Brief. Repeat each line word for word.

Listed records.
****************************************

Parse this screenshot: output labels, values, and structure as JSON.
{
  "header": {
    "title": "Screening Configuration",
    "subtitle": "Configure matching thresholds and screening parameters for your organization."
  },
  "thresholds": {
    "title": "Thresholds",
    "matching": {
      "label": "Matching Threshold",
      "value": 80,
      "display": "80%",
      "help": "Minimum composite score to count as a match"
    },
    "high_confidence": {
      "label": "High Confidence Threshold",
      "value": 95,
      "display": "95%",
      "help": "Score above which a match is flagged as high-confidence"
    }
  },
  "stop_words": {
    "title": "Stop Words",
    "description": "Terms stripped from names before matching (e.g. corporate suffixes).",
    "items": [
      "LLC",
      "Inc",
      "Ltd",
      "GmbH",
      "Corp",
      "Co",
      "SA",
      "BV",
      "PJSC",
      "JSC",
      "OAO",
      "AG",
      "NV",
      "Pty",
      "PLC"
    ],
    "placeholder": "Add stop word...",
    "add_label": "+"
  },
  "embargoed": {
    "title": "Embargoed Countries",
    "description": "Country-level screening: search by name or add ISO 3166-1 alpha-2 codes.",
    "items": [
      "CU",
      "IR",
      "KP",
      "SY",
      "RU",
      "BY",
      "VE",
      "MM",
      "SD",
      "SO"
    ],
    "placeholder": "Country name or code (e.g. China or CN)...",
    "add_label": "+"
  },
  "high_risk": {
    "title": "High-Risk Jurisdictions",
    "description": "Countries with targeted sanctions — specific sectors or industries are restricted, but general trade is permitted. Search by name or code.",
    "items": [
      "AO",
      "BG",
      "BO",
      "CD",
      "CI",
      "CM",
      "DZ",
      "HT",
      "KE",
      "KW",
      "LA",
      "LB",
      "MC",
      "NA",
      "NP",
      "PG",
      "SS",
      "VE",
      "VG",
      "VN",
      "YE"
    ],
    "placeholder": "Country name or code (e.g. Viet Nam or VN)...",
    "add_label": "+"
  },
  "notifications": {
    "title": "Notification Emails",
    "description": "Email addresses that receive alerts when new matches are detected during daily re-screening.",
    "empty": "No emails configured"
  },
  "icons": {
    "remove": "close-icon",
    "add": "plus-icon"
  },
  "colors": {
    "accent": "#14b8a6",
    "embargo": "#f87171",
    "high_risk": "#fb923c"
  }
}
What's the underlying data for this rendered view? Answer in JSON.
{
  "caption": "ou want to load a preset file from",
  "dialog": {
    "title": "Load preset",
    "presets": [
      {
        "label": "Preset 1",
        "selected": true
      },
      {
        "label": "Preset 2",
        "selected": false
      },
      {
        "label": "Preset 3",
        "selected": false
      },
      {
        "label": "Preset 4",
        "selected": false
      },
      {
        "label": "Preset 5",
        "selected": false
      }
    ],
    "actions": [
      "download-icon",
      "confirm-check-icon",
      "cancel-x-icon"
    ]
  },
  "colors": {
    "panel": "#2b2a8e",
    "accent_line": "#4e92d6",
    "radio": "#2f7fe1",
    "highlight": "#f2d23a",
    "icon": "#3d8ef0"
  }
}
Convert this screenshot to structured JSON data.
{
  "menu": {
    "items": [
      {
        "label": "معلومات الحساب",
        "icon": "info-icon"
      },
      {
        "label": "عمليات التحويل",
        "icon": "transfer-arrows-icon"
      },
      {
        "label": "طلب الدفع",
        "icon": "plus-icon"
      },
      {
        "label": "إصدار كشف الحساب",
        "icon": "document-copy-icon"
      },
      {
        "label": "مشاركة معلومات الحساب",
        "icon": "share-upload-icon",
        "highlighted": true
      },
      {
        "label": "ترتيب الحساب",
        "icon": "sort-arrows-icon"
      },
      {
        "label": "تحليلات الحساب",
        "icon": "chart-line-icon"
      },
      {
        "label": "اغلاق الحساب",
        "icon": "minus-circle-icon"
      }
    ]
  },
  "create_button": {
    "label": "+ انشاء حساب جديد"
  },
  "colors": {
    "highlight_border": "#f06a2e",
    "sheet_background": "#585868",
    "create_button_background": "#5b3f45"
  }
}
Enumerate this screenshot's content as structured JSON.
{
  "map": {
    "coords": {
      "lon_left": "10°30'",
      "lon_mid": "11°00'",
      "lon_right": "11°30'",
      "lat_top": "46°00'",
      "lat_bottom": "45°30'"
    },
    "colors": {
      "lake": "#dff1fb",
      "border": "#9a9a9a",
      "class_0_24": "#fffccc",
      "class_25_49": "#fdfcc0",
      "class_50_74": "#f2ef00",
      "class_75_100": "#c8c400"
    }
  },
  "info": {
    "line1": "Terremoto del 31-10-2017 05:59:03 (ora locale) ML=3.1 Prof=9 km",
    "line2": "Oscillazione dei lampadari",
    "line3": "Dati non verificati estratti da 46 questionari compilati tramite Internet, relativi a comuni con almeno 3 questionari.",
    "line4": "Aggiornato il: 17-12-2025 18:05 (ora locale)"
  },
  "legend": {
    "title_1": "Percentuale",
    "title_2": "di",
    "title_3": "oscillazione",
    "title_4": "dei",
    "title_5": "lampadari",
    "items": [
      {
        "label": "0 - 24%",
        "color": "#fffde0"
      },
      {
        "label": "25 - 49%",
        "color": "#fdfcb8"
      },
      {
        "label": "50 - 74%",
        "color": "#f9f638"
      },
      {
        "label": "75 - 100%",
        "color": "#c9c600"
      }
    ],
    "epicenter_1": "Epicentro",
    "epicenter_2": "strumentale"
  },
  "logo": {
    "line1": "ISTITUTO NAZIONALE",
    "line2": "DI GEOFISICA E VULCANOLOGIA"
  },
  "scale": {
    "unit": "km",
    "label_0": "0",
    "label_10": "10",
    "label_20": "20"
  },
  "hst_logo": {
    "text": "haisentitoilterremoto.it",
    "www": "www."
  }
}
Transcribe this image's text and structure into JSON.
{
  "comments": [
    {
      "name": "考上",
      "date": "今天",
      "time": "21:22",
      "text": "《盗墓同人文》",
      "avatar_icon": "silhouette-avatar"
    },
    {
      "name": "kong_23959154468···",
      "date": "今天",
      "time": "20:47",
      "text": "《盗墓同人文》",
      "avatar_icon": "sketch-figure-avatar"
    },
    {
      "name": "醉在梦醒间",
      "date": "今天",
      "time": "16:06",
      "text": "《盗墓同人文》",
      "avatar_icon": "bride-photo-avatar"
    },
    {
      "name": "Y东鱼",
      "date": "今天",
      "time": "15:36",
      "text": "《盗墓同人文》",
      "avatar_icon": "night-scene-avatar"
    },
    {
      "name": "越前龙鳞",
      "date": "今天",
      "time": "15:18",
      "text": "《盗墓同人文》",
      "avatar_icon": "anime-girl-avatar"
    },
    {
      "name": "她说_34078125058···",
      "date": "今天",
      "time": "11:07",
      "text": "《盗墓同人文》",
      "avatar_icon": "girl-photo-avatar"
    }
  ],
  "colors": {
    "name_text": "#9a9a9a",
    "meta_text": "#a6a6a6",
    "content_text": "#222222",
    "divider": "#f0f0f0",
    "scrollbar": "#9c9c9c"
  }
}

****************************************

Exercise solution.
Parse this screenshot: output labels, values, and structure as JSON.
{
  "header": {
    "title": "Screening Configuration",
    "subtitle": "Configure matching thresholds and screening parameters for your organization."
  },
  "thresholds": {
    "title": "Thresholds",
    "matching": {
      "label": "Matching Threshold",
      "value": 80,
      "display": "80%",
      "help": "Minimum composite score to count as a match"
    },
    "high_confidence": {
      "label": "High Confidence Threshold",
      "value": 95,
      "display": "95%",
      "help": "Score above which a match is flagged as high-confidence"
    }
  },
  "stop_words": {
    "title": "Stop Words",
    "description": "Terms stripped from names before matching (e.g. corporate suffixes).",
    "items": [
      "LLC",
      "Inc",
      "Ltd",
      "GmbH",
      "Corp",
      "Co",
      "SA",
      "BV",
      "PJSC",
      "JSC",
      "OAO",
      "AG",
      "NV",
      "Pty",
      "PLC"
    ],
    "placeholder": "Add stop word...",
    "add_label": "+"
  },
  "embargoed": {
    "title": "Embargoed Countries",
    "description": "Country-level screening: search by name or add ISO 3166-1 alpha-2 codes.",
    "items": [
      "CU",
      "IR",
      "KP",
      "SY",
      "RU",
      "BY",
      "VE",
      "MM",
      "SD",
      "SO"
    ],
    "placeholder": "Country name or code (e.g. China or CN)...",
    "add_label": "+"
  },
  "high_risk": {
    "title": "High-Risk Jurisdictions",
    "description": "Countries with targeted sanctions — specific sectors or industries are restricted, but general trade is permitted. Search by name or code.",
    "items": [
      "AO",
      "BG",
      "BO",
      "CD",
      "CI",
      "CM",
      "DZ",
      "HT",
      "KE",
      "KW",
      "LA",
      "LB",
      "MC",
      "NA",
      "NP",
      "PG",
      "SS",
      "VE",
      "VG",
      "VN",
      "YE"
    ],
    "placeholder": "Country name or code (e.g. Viet Nam or VN)...",
    "add_label": "+"
  },
  "notifications": {
    "title": "Notification Emails",
    "description": "Email addresses that receive alerts when new matches are detected during daily re-screening.",
    "empty": "No emails configured"
  },
  "icons": {
    "remove": "close-icon",
    "add": "plus-icon"
  },
  "colors": {
    "accent": "#14b8a6",
    "embargo": "#f87171",
    "high_risk": "#fb923c"
  }
}
What's the underlying data for this rendered view? Answer in JSON.
{
  "caption": "ou want to load a preset file from",
  "dialog": {
    "title": "Load preset",
    "presets": [
      {
        "label": "Preset 1",
        "selected": true
      },
      {
        "label": "Preset 2",
        "selected": false
      },
      {
        "label": "Preset 3",
        "selected": false
      },
      {
        "label": "Preset 4",
        "selected": false
      },
      {
        "label": "Preset 5",
        "selected": false
      }
    ],
    "actions": [
      "download-icon",
      "confirm-check-icon",
      "cancel-x-icon"
    ]
  },
  "colors": {
    "panel": "#2b2a8e",
    "accent_line": "#4e92d6",
    "radio": "#2f7fe1",
    "highlight": "#f2d23a",
    "icon": "#3d8ef0"
  }
}
Convert this screenshot to structured JSON data.
{
  "menu": {
    "items": [
      {
        "label": "معلومات الحساب",
        "icon": "info-icon"
      },
      {
        "label": "عمليات التحويل",
        "icon": "transfer-arrows-icon"
      },
      {
        "label": "طلب الدفع",
        "icon": "plus-icon"
      },
      {
        "label": "إصدار كشف الحساب",
        "icon": "document-copy-icon"
      },
      {
        "label": "مشاركة معلومات الحساب",
        "icon": "share-upload-icon",
        "highlighted": true
      },
      {
        "label": "ترتيب الحساب",
        "icon": "sort-arrows-icon"
      },
      {
        "label": "تحليلات الحساب",
        "icon": "chart-line-icon"
      },
      {
        "label": "اغلاق الحساب",
        "icon": "minus-circle-icon"
      }
    ]
  },
  "create_button": {
    "label": "+ انشاء حساب جديد"
  },
  "colors": {
    "highlight_border": "#f06a2e",
    "sheet_background": "#585868",
    "create_button_background": "#5b3f45"
  }
}
Enumerate this screenshot's content as structured JSON.
{
  "map": {
    "coords": {
      "lon_left": "10°30'",
      "lon_mid": "11°00'",
      "lon_right": "11°30'",
      "lat_top": "46°00'",
      "lat_bottom": "45°30'"
    },
    "colors": {
      "lake": "#dff1fb",
      "border": "#9a9a9a",
      "class_0_24": "#fffccc",
      "class_25_49": "#fdfcc0",
      "class_50_74": "#f2ef00",
      "class_75_100": "#c8c400"
    }
  },
  "info": {
    "line1": "Terremoto del 31-10-2017 05:59:03 (ora locale) ML=3.1 Prof=9 km",
    "line2": "Oscillazione dei lampadari",
    "line3": "Dati non verificati estratti da 46 questionari compilati tramite Internet, relativi a comuni con almeno 3 questionari.",
    "line4": "Aggiornato il: 17-12-2025 18:05 (ora locale)"
  },
  "legend": {
    "title_1": "Percentuale",
    "title_2": "di",
    "title_3": "oscillazione",
    "title_4": "dei",
    "title_5": "lampadari",
    "items": [
      {
        "label": "0 - 24%",
        "color": "#fffde0"
      },
      {
        "label": "25 - 49%",
        "color": "#fdfcb8"
      },
      {
        "label": "50 - 74%",
        "color": "#f9f638"
      },
      {
        "label": "75 - 100%",
        "color": "#c9c600"
      }
    ],
    "epicenter_1": "Epicentro",
    "epicenter_2": "strumentale"
  },
  "logo": {
    "line1": "ISTITUTO NAZIONALE",
    "line2": "DI GEOFISICA E VULCANOLOGIA"
  },
  "scale": {
    "unit": "km",
    "label_0": "0",
    "label_10": "10",
    "label_20": "20"
  },
  "hst_logo": {
    "text": "haisentitoilterremoto.it",
    "www": "www."
  }
}
Transcribe this image's text and structure into JSON.
{
  "comments": [
    {
      "name": "考上",
      "date": "今天",
      "time": "21:22",
      "text": "《盗墓同人文》",
      "avatar_icon": "silhouette-avatar"
    },
    {
      "name": "kong_23959154468···",
      "date": "今天",
      "time": "20:47",
      "text": "《盗墓同人文》",
      "avatar_icon": "sketch-figure-avatar"
    },
    {
      "name": "醉在梦醒间",
      "date": "今天",
      "time": "16:06",
      "text": "《盗墓同人文》",
      "avatar_icon": "bride-photo-avatar"
    },
    {
      "name": "Y东鱼",
      "date": "今天",
      "time": "15:36",
      "text": "《盗墓同人文》",
      "avatar_icon": "night-scene-avatar"
    },
    {
      "name": "越前龙鳞",
      "date": "今天",
      "time": "15:18",
      "text": "《盗墓同人文》",
      "avatar_icon": "anime-girl-avatar"
    },
    {
      "name": "她说_34078125058···",
      "date": "今天",
      "time": "11:07",
      "text": "《盗墓同人文》",
      "avatar_icon": "girl-photo-avatar"
    }
  ],
  "colors": {
    "name_text": "#9a9a9a",
    "meta_text": "#a6a6a6",
    "content_text": "#222222",
    "divider": "#f0f0f0",
    "scrollbar": "#9c9c9c"
  }
}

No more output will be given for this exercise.